Entries taken from a collection:
○ ○ ○ ○

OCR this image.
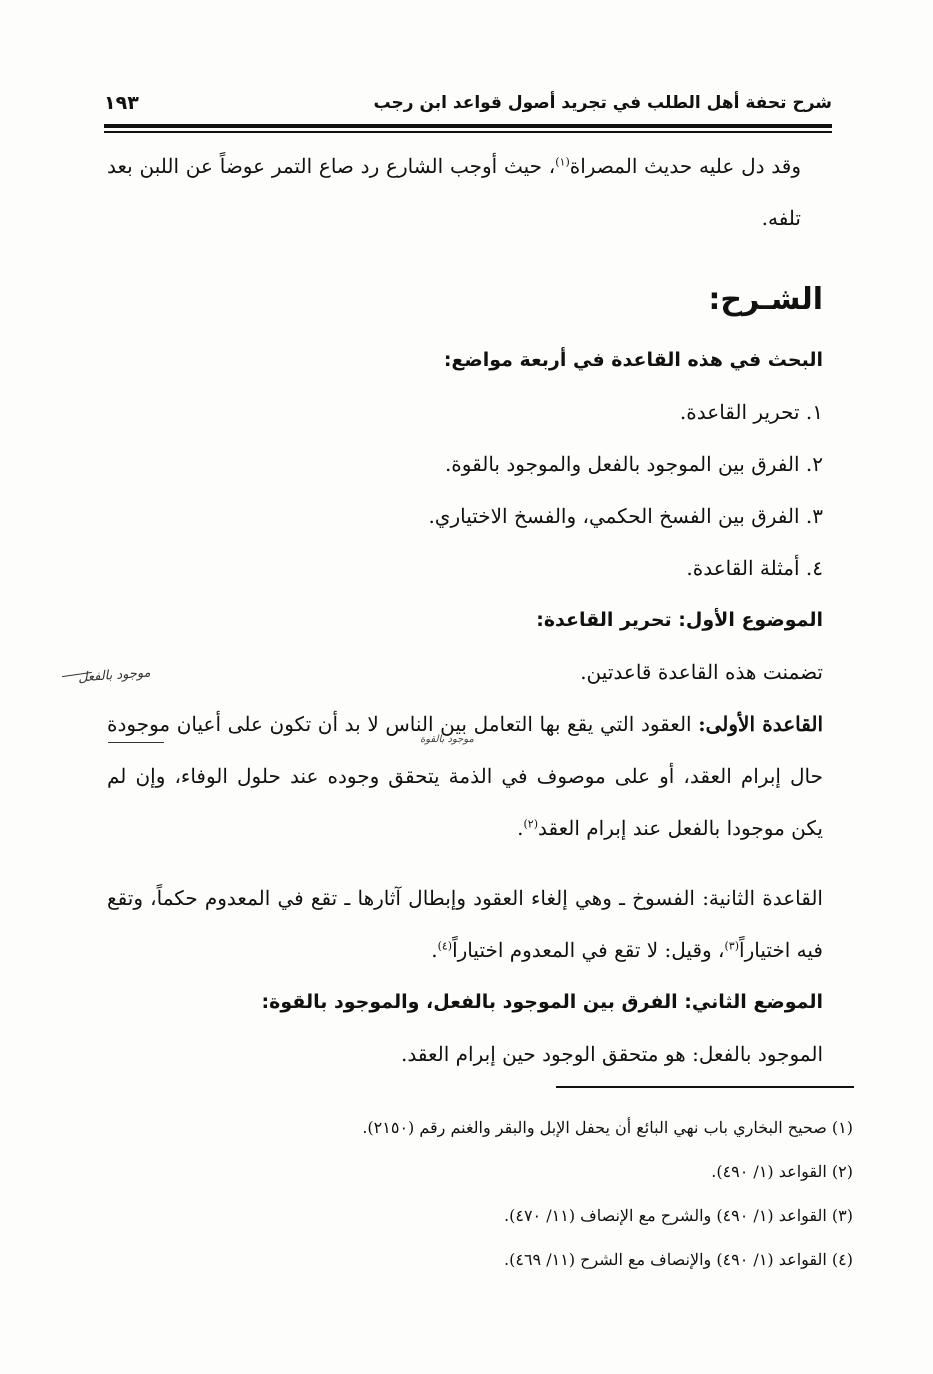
شرح تحفة أهل الطلب في تجريد أصول قواعد ابن رجب
١٩٣

وقد دل عليه حديث المصراة$^{(١)}$، حيث أوجب الشارع رد صاع التمر عوضاً عن اللبن بعد تلفه.

الشـرح:

البحث في هذه القاعدة في أربعة مواضع:

١. تحرير القاعدة.

٢. الفرق بين الموجود بالفعل والموجود بالقوة.

٣. الفرق بين الفسخ الحكمي، والفسخ الاختياري.

٤. أمثلة القاعدة.

الموضوع الأول: تحرير القاعدة:

تضمنت هذه القاعدة قاعدتين.

القاعدة الأولى: العقود التي يقع بها التعامل بين الناس لا بد أن تكون على أعيان موجودة حال إبرام العقد، أو على موصوف في الذمة يتحقق وجوده عند حلول الوفاء، وإن لم يكن موجودا بالفعل عند إبرام العقد$^{(٢)}$.

القاعدة الثانية: الفسوخ ـ وهي إلغاء العقود وإبطال آثارها ـ تقع في المعدوم حكماً، وتقع فيه اختياراً$^{(٣)}$، وقيل: لا تقع في المعدوم اختياراً$^{(٤)}$.

الموضع الثاني: الفرق بين الموجود بالفعل، والموجود بالقوة:

الموجود بالفعل: هو متحقق الوجود حين إبرام العقد.

موجود بالفعل
موجود بالقوة

(١) صحيح البخاري باب نهي البائع أن يحفل الإبل والبقر والغنم رقم (٢١٥٠).

(٢) القواعد (١/ ٤٩٠).

(٣) القواعد (١/ ٤٩٠) والشرح مع الإنصاف (١١/ ٤٧٠).

(٤) القواعد (١/ ٤٩٠) والإنصاف مع الشرح (١١/ ٤٦٩).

○ ○ ○ ○

→ **Instruction**:
In the listing, find all lines with the string "القواعد" and copy them.

→ **The reply**:
(٢) القواعد (١/ ٤٩٠).
(٣) القواعد (١/ ٤٩٠) والشرح مع الإنصاف (١١/ ٤٧٠).
(٤) القواعد (١/ ٤٩٠) والإنصاف مع الشرح (١١/ ٤٦٩).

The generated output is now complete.